## [WHAT TO DO]
Copy all the material that follows, keeping every character the same.

********************

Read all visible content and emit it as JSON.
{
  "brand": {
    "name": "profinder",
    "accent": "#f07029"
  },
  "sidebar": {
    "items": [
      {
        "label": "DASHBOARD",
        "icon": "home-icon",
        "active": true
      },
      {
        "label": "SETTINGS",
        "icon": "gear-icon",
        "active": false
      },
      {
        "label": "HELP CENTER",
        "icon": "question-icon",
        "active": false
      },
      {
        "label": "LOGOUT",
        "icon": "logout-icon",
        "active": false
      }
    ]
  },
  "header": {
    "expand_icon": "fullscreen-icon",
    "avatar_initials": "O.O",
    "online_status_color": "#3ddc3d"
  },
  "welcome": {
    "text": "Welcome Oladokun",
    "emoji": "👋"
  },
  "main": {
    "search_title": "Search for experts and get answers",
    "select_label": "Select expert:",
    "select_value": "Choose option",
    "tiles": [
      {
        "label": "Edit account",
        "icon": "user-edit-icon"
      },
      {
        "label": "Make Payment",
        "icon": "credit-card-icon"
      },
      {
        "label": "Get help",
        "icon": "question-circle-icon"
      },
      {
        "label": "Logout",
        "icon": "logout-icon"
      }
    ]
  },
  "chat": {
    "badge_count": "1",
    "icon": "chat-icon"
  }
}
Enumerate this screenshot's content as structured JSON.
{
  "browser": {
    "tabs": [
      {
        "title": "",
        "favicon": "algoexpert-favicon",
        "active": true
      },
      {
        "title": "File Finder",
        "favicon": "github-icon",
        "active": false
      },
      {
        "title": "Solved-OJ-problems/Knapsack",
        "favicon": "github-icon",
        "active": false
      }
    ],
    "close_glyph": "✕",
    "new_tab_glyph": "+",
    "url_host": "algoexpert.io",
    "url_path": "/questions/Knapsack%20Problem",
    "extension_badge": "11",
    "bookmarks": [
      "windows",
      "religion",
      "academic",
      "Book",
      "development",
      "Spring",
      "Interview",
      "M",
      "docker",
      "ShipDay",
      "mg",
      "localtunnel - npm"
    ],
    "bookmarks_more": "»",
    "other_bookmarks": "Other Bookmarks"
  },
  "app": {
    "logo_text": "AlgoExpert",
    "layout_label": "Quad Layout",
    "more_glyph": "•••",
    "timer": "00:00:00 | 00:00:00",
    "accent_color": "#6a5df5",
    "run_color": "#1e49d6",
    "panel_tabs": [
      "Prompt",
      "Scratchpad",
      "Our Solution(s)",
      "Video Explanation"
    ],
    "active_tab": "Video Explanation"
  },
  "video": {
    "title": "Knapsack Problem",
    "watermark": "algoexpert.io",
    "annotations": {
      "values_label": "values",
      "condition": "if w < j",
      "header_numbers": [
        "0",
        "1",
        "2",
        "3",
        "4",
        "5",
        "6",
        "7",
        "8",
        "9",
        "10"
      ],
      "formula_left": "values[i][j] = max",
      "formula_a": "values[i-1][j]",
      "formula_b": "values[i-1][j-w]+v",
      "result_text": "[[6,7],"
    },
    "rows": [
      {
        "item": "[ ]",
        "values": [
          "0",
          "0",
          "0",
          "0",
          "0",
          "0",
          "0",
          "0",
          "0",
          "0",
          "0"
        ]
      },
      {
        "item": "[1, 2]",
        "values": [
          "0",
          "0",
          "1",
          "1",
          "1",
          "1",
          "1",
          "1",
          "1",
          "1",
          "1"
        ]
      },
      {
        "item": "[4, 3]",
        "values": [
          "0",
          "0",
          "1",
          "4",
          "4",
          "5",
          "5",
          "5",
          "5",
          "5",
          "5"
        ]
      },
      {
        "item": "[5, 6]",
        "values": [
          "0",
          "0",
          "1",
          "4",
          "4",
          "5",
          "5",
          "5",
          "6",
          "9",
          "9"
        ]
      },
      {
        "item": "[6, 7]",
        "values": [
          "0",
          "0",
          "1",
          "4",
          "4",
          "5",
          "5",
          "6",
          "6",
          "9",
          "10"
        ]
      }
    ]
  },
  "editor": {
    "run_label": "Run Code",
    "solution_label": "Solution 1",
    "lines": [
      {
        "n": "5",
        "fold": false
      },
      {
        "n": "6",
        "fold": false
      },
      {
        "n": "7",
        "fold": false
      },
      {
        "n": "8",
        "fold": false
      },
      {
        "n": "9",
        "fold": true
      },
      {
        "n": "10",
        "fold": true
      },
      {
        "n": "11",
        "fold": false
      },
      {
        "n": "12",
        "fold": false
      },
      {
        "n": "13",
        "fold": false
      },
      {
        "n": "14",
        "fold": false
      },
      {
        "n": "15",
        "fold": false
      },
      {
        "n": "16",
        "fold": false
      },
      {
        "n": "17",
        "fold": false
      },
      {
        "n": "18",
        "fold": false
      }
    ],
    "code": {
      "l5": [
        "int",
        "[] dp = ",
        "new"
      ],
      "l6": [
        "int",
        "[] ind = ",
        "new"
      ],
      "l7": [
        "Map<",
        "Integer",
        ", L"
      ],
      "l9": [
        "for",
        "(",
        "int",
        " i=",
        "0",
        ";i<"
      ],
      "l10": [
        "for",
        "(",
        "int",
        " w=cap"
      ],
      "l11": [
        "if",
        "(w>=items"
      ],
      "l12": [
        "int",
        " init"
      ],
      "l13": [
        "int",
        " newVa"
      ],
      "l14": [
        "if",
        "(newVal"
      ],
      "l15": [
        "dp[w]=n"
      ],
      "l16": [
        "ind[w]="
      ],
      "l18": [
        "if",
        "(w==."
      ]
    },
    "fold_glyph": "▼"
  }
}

********************

## [EXERCISE RESPONSE]
Read all visible content and emit it as JSON.
{
  "brand": {
    "name": "profinder",
    "accent": "#f07029"
  },
  "sidebar": {
    "items": [
      {
        "label": "DASHBOARD",
        "icon": "home-icon",
        "active": true
      },
      {
        "label": "SETTINGS",
        "icon": "gear-icon",
        "active": false
      },
      {
        "label": "HELP CENTER",
        "icon": "question-icon",
        "active": false
      },
      {
        "label": "LOGOUT",
        "icon": "logout-icon",
        "active": false
      }
    ]
  },
  "header": {
    "expand_icon": "fullscreen-icon",
    "avatar_initials": "O.O",
    "online_status_color": "#3ddc3d"
  },
  "welcome": {
    "text": "Welcome Oladokun",
    "emoji": "👋"
  },
  "main": {
    "search_title": "Search for experts and get answers",
    "select_label": "Select expert:",
    "select_value": "Choose option",
    "tiles": [
      {
        "label": "Edit account",
        "icon": "user-edit-icon"
      },
      {
        "label": "Make Payment",
        "icon": "credit-card-icon"
      },
      {
        "label": "Get help",
        "icon": "question-circle-icon"
      },
      {
        "label": "Logout",
        "icon": "logout-icon"
      }
    ]
  },
  "chat": {
    "badge_count": "1",
    "icon": "chat-icon"
  }
}
Enumerate this screenshot's content as structured JSON.
{
  "browser": {
    "tabs": [
      {
        "title": "",
        "favicon": "algoexpert-favicon",
        "active": true
      },
      {
        "title": "File Finder",
        "favicon": "github-icon",
        "active": false
      },
      {
        "title": "Solved-OJ-problems/Knapsack",
        "favicon": "github-icon",
        "active": false
      }
    ],
    "close_glyph": "✕",
    "new_tab_glyph": "+",
    "url_host": "algoexpert.io",
    "url_path": "/questions/Knapsack%20Problem",
    "extension_badge": "11",
    "bookmarks": [
      "windows",
      "religion",
      "academic",
      "Book",
      "development",
      "Spring",
      "Interview",
      "M",
      "docker",
      "ShipDay",
      "mg",
      "localtunnel - npm"
    ],
    "bookmarks_more": "»",
    "other_bookmarks": "Other Bookmarks"
  },
  "app": {
    "logo_text": "AlgoExpert",
    "layout_label": "Quad Layout",
    "more_glyph": "•••",
    "timer": "00:00:00 | 00:00:00",
    "accent_color": "#6a5df5",
    "run_color": "#1e49d6",
    "panel_tabs": [
      "Prompt",
      "Scratchpad",
      "Our Solution(s)",
      "Video Explanation"
    ],
    "active_tab": "Video Explanation"
  },
  "video": {
    "title": "Knapsack Problem",
    "watermark": "algoexpert.io",
    "annotations": {
      "values_label": "values",
      "condition": "if w < j",
      "header_numbers": [
        "0",
        "1",
        "2",
        "3",
        "4",
        "5",
        "6",
        "7",
        "8",
        "9",
        "10"
      ],
      "formula_left": "values[i][j] = max",
      "formula_a": "values[i-1][j]",
      "formula_b": "values[i-1][j-w]+v",
      "result_text": "[[6,7],"
    },
    "rows": [
      {
        "item": "[ ]",
        "values": [
          "0",
          "0",
          "0",
          "0",
          "0",
          "0",
          "0",
          "0",
          "0",
          "0",
          "0"
        ]
      },
      {
        "item": "[1, 2]",
        "values": [
          "0",
          "0",
          "1",
          "1",
          "1",
          "1",
          "1",
          "1",
          "1",
          "1",
          "1"
        ]
      },
      {
        "item": "[4, 3]",
        "values": [
          "0",
          "0",
          "1",
          "4",
          "4",
          "5",
          "5",
          "5",
          "5",
          "5",
          "5"
        ]
      },
      {
        "item": "[5, 6]",
        "values": [
          "0",
          "0",
          "1",
          "4",
          "4",
          "5",
          "5",
          "5",
          "6",
          "9",
          "9"
        ]
      },
      {
        "item": "[6, 7]",
        "values": [
          "0",
          "0",
          "1",
          "4",
          "4",
          "5",
          "5",
          "6",
          "6",
          "9",
          "10"
        ]
      }
    ]
  },
  "editor": {
    "run_label": "Run Code",
    "solution_label": "Solution 1",
    "lines": [
      {
        "n": "5",
        "fold": false
      },
      {
        "n": "6",
        "fold": false
      },
      {
        "n": "7",
        "fold": false
      },
      {
        "n": "8",
        "fold": false
      },
      {
        "n": "9",
        "fold": true
      },
      {
        "n": "10",
        "fold": true
      },
      {
        "n": "11",
        "fold": false
      },
      {
        "n": "12",
        "fold": false
      },
      {
        "n": "13",
        "fold": false
      },
      {
        "n": "14",
        "fold": false
      },
      {
        "n": "15",
        "fold": false
      },
      {
        "n": "16",
        "fold": false
      },
      {
        "n": "17",
        "fold": false
      },
      {
        "n": "18",
        "fold": false
      }
    ],
    "code": {
      "l5": [
        "int",
        "[] dp = ",
        "new"
      ],
      "l6": [
        "int",
        "[] ind = ",
        "new"
      ],
      "l7": [
        "Map<",
        "Integer",
        ", L"
      ],
      "l9": [
        "for",
        "(",
        "int",
        " i=",
        "0",
        ";i<"
      ],
      "l10": [
        "for",
        "(",
        "int",
        " w=cap"
      ],
      "l11": [
        "if",
        "(w>=items"
      ],
      "l12": [
        "int",
        " init"
      ],
      "l13": [
        "int",
        " newVa"
      ],
      "l14": [
        "if",
        "(newVal"
      ],
      "l15": [
        "dp[w]=n"
      ],
      "l16": [
        "ind[w]="
      ],
      "l18": [
        "if",
        "(w==."
      ]
    },
    "fold_glyph": "▼"
  }
}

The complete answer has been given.